Gather all lines in the entries that include the word "this".

**Task input:**
--------------------

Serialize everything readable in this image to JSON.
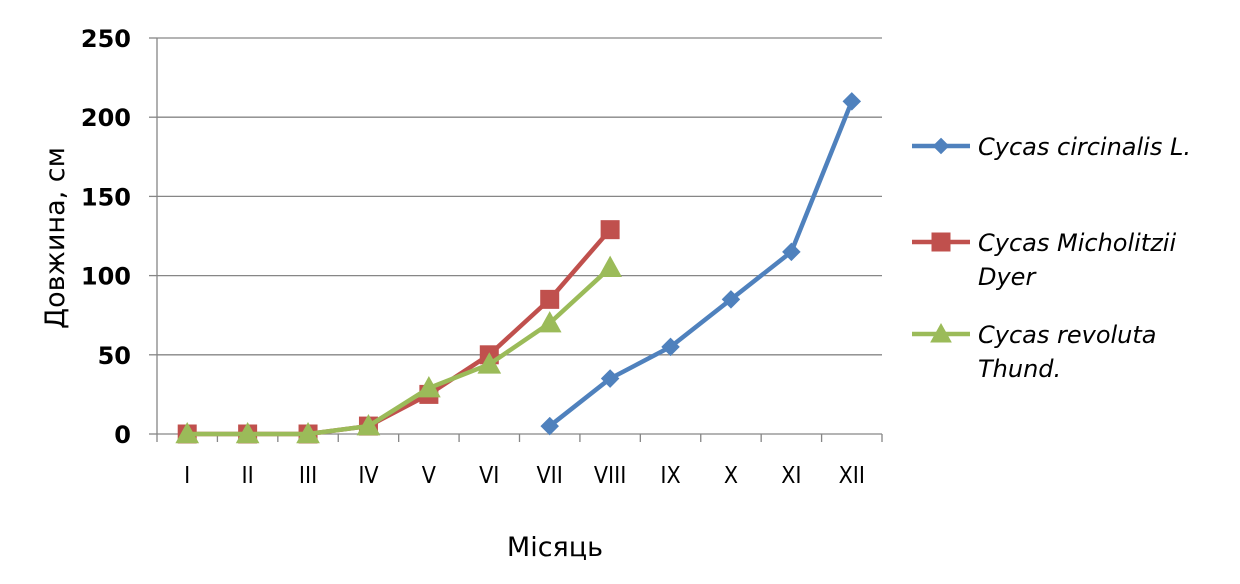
{
  "chart_data": {
    "type": "line",
    "title": "",
    "xlabel": "Місяць",
    "ylabel": "Довжина, см",
    "categories": [
      "I",
      "II",
      "III",
      "IV",
      "V",
      "VI",
      "VII",
      "VIII",
      "IX",
      "X",
      "XI",
      "XII"
    ],
    "ylim": [
      0,
      250
    ],
    "yticks": [
      0,
      50,
      100,
      150,
      200,
      250
    ],
    "grid": "horizontal",
    "legend_position": "right",
    "series": [
      {
        "name": "Cycas circinalis L.",
        "legend_lines": [
          "Cycas circinalis L."
        ],
        "color": "#4F81BD",
        "marker": "diamond",
        "values": [
          null,
          null,
          null,
          null,
          null,
          null,
          5,
          35,
          55,
          85,
          115,
          210
        ]
      },
      {
        "name": "Cycas Micholitzii Dyer",
        "legend_lines": [
          "Cycas Micholitzii",
          "Dyer"
        ],
        "color": "#C0504D",
        "marker": "square",
        "values": [
          0,
          0,
          0,
          5,
          25,
          50,
          85,
          129,
          null,
          null,
          null,
          null
        ]
      },
      {
        "name": "Cycas revoluta Thund.",
        "legend_lines": [
          "Cycas revoluta",
          "Thund."
        ],
        "color": "#9BBB59",
        "marker": "triangle",
        "values": [
          0,
          0,
          0,
          5,
          29,
          44,
          70,
          105,
          null,
          null,
          null,
          null
        ]
      }
    ]
  }
}
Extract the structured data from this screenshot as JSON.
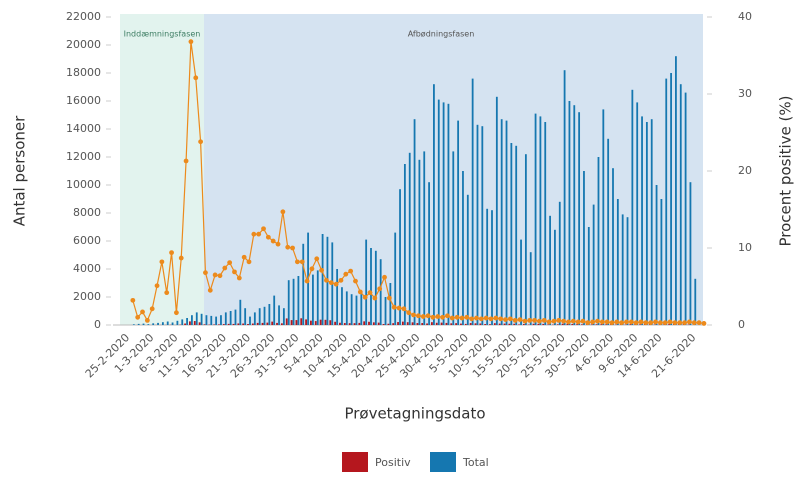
{
  "chart_data": {
    "type": "bar-line",
    "x_label": "Prøvetagningsdato",
    "y_label": "Antal personer",
    "y2_label": "Procent positive (%)",
    "annotations": [
      "Inddæmningsfasen",
      "Afbødningsfasen"
    ],
    "categories": [
      "25-2-2020",
      null,
      null,
      null,
      null,
      "1-3-2020",
      null,
      null,
      null,
      null,
      "6-3-2020",
      null,
      null,
      null,
      null,
      "11-3-2020",
      null,
      null,
      null,
      null,
      "16-3-2020",
      null,
      null,
      null,
      null,
      "21-3-2020",
      null,
      null,
      null,
      null,
      "26-3-2020",
      null,
      null,
      null,
      null,
      "31-3-2020",
      null,
      null,
      null,
      null,
      "5-4-2020",
      null,
      null,
      null,
      null,
      "10-4-2020",
      null,
      null,
      null,
      null,
      "15-4-2020",
      null,
      null,
      null,
      null,
      "20-4-2020",
      null,
      null,
      null,
      null,
      "25-4-2020",
      null,
      null,
      null,
      null,
      "30-4-2020",
      null,
      null,
      null,
      null,
      "5-5-2020",
      null,
      null,
      null,
      null,
      "10-5-2020",
      null,
      null,
      null,
      null,
      "15-5-2020",
      null,
      null,
      null,
      null,
      "20-5-2020",
      null,
      null,
      null,
      null,
      "25-5-2020",
      null,
      null,
      null,
      null,
      "30-5-2020",
      null,
      null,
      null,
      null,
      "4-6-2020",
      null,
      null,
      null,
      null,
      "9-6-2020",
      null,
      null,
      null,
      null,
      "14-6-2020",
      null,
      null,
      null,
      null,
      null,
      null,
      "21-6-2020",
      null,
      null
    ],
    "series": [
      {
        "name": "Positiv",
        "color": "#b5171e",
        "values": [
          0,
          2,
          1,
          2,
          0,
          3,
          8,
          8,
          10,
          17,
          5,
          26,
          106,
          258,
          283,
          190,
          47,
          29,
          39,
          45,
          66,
          81,
          76,
          110,
          105,
          71,
          106,
          150,
          150,
          170,
          240,
          150,
          120,
          470,
          350,
          350,
          480,
          400,
          310,
          280,
          380,
          370,
          340,
          230,
          160,
          140,
          130,
          130,
          150,
          260,
          230,
          190,
          170,
          70,
          90,
          130,
          210,
          240,
          200,
          190,
          140,
          140,
          110,
          200,
          160,
          170,
          150,
          120,
          130,
          100,
          80,
          140,
          120,
          110,
          70,
          60,
          130,
          100,
          100,
          90,
          90,
          40,
          70,
          30,
          90,
          80,
          80,
          40,
          30,
          50,
          90,
          80,
          70,
          60,
          50,
          30,
          40,
          50,
          60,
          50,
          40,
          30,
          30,
          30,
          60,
          60,
          50,
          50,
          50,
          30,
          30,
          50,
          60,
          60,
          50,
          50,
          30,
          10,
          null,
          null
        ]
      },
      {
        "name": "Total",
        "color": "#1577b0",
        "values": [
          0,
          50,
          80,
          100,
          60,
          120,
          150,
          200,
          250,
          180,
          300,
          400,
          500,
          700,
          900,
          800,
          700,
          650,
          600,
          700,
          900,
          1000,
          1100,
          1800,
          1200,
          600,
          900,
          1200,
          1300,
          1500,
          2100,
          1400,
          1200,
          3200,
          3300,
          3500,
          5800,
          6600,
          3600,
          3900,
          6500,
          6300,
          5900,
          4000,
          2700,
          2400,
          2200,
          2100,
          2200,
          6100,
          5500,
          5300,
          4700,
          2000,
          3000,
          6600,
          9700,
          11500,
          12300,
          14700,
          11800,
          12400,
          10200,
          17200,
          16100,
          15900,
          15800,
          12400,
          14600,
          11000,
          9300,
          17600,
          14300,
          14200,
          8300,
          8200,
          16300,
          14700,
          14600,
          13000,
          12800,
          6100,
          12200,
          5200,
          15100,
          14900,
          14500,
          7800,
          6800,
          8800,
          18200,
          16000,
          15700,
          15200,
          11000,
          7000,
          8600,
          12000,
          15400,
          13300,
          11200,
          9000,
          7900,
          7700,
          16800,
          15900,
          14900,
          14500,
          14700,
          10000,
          9000,
          17600,
          18000,
          19200,
          17200,
          16600,
          10200,
          3300,
          null,
          null
        ]
      },
      {
        "color": "#ec8a1c",
        "axis": "y2",
        "values": [
          null,
          3.2,
          1.0,
          1.7,
          0.6,
          2.1,
          5.1,
          8.2,
          4.2,
          9.4,
          1.6,
          8.7,
          21.3,
          36.8,
          32.1,
          23.8,
          6.8,
          4.5,
          6.5,
          6.4,
          7.4,
          8.1,
          6.9,
          6.1,
          8.8,
          8.2,
          11.8,
          11.8,
          12.5,
          11.4,
          10.9,
          10.5,
          14.7,
          10.1,
          10.0,
          8.2,
          8.2,
          5.7,
          7.3,
          8.6,
          7.1,
          5.8,
          5.5,
          5.3,
          5.8,
          6.6,
          7.0,
          5.7,
          4.3,
          3.6,
          4.2,
          3.5,
          4.7,
          6.2,
          3.5,
          2.3,
          2.2,
          2.1,
          1.6,
          1.3,
          1.2,
          1.1,
          1.2,
          1.0,
          1.1,
          1.0,
          1.2,
          0.9,
          1.0,
          0.9,
          1.0,
          0.8,
          0.9,
          0.8,
          0.9,
          0.8,
          0.9,
          0.8,
          0.7,
          0.8,
          0.6,
          0.7,
          0.5,
          0.6,
          0.6,
          0.5,
          0.6,
          0.4,
          0.5,
          0.6,
          0.5,
          0.4,
          0.5,
          0.4,
          0.5,
          0.3,
          0.4,
          0.5,
          0.4,
          0.4,
          0.3,
          0.4,
          0.3,
          0.4,
          0.4,
          0.3,
          0.4,
          0.3,
          0.3,
          0.4,
          0.3,
          0.3,
          0.4,
          0.3,
          0.3,
          0.3,
          0.4,
          0.3,
          0.3,
          0.2
        ]
      }
    ],
    "ylim": [
      0,
      22000
    ],
    "yticks": [
      0,
      2000,
      4000,
      6000,
      8000,
      10000,
      12000,
      14000,
      16000,
      18000,
      20000,
      22000
    ],
    "y2lim": [
      0,
      40
    ],
    "y2ticks": [
      0,
      10,
      20,
      30,
      40
    ],
    "legend": "bottom"
  }
}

--------------------

**Solution:**
Serialize everything readable in this image to JSON.
Extract the structured data from this screenshot as JSON.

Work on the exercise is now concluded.